**Stored items**
====================
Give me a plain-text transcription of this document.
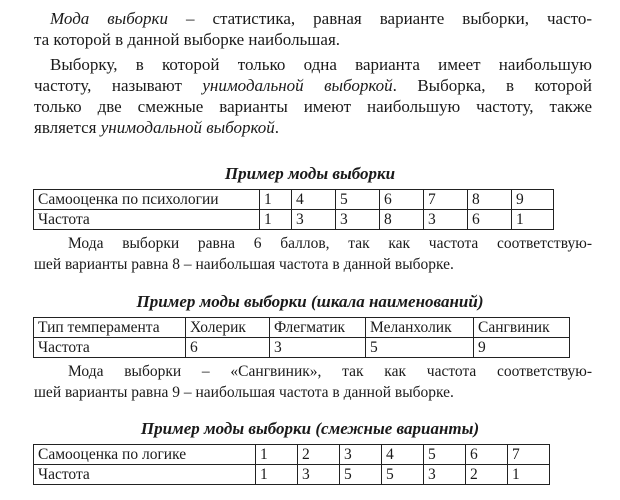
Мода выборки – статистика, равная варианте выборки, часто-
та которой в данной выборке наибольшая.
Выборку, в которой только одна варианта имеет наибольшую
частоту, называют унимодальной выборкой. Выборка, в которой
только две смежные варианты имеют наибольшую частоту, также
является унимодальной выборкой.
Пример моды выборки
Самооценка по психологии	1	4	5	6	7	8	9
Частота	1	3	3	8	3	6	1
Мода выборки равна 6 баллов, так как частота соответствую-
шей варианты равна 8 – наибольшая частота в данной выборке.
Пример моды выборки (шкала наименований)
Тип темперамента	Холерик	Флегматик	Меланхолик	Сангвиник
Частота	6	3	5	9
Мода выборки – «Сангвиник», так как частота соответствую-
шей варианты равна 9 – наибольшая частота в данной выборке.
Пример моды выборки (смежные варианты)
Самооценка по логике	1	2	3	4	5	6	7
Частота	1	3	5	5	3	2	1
====================
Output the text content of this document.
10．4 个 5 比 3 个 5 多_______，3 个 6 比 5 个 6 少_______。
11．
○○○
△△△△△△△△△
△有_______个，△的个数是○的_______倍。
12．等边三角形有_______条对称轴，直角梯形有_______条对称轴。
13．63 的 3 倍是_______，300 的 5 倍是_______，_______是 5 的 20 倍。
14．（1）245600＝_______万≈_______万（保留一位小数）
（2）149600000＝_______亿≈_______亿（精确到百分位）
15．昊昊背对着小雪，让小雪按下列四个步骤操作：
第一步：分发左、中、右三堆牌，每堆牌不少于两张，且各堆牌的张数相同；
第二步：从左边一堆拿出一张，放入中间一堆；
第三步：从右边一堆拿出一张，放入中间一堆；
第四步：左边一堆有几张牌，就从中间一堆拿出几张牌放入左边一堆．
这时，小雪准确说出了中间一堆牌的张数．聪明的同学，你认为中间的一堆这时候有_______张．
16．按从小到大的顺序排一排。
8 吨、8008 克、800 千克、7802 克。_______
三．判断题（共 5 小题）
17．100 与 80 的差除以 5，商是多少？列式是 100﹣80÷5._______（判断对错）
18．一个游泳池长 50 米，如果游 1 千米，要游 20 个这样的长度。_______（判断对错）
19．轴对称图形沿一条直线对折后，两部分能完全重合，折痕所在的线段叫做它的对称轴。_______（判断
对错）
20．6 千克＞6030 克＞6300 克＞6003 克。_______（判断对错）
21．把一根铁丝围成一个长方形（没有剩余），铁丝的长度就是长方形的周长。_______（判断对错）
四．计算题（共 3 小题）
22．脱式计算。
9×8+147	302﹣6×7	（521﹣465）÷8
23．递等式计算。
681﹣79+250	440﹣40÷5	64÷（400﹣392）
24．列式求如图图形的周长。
====================
**EXERCISE GOAL**
Among the lines of the material above, how many include the string "text"? Report only that number.

**THE SOLUTION**
2